Required task:
Go through the material below and copy all lines with "temperatuur".

Figure dataset records:
— START —
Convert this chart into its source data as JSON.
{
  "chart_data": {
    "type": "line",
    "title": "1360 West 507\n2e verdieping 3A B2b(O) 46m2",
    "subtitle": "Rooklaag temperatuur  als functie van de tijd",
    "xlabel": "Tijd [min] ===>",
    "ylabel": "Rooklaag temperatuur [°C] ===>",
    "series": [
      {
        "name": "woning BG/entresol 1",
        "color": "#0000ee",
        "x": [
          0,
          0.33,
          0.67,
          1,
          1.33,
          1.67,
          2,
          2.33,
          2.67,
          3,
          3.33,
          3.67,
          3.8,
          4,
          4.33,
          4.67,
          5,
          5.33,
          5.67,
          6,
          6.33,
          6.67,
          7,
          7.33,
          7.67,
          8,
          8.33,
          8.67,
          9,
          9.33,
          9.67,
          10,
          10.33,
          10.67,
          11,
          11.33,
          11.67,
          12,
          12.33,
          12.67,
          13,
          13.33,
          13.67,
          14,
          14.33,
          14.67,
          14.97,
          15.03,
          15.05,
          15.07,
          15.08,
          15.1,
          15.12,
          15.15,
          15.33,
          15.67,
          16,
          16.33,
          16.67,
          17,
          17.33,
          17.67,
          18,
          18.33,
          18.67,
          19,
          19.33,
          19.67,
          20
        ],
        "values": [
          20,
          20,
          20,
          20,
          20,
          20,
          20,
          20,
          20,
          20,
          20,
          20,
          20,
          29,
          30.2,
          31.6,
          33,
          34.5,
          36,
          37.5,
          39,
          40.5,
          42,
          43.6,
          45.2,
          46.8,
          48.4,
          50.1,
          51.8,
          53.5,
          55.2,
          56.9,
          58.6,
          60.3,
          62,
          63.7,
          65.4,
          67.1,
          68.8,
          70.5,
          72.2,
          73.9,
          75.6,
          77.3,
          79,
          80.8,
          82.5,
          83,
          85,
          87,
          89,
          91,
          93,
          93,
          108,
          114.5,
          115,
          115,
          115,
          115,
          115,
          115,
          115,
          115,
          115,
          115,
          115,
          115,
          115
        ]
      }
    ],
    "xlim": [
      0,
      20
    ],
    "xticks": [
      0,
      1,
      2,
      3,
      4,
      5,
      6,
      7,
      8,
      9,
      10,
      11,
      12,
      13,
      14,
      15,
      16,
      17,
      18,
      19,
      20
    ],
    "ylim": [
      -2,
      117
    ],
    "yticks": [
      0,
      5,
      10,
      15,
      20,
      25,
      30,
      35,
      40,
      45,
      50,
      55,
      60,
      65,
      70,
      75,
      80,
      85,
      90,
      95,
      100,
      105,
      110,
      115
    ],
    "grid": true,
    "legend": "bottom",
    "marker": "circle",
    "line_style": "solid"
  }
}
— END —
Result:
    "subtitle": "Rooklaag temperatuur  als functie van de tijd",
    "ylabel": "Rooklaag temperatuur [°C] ===>",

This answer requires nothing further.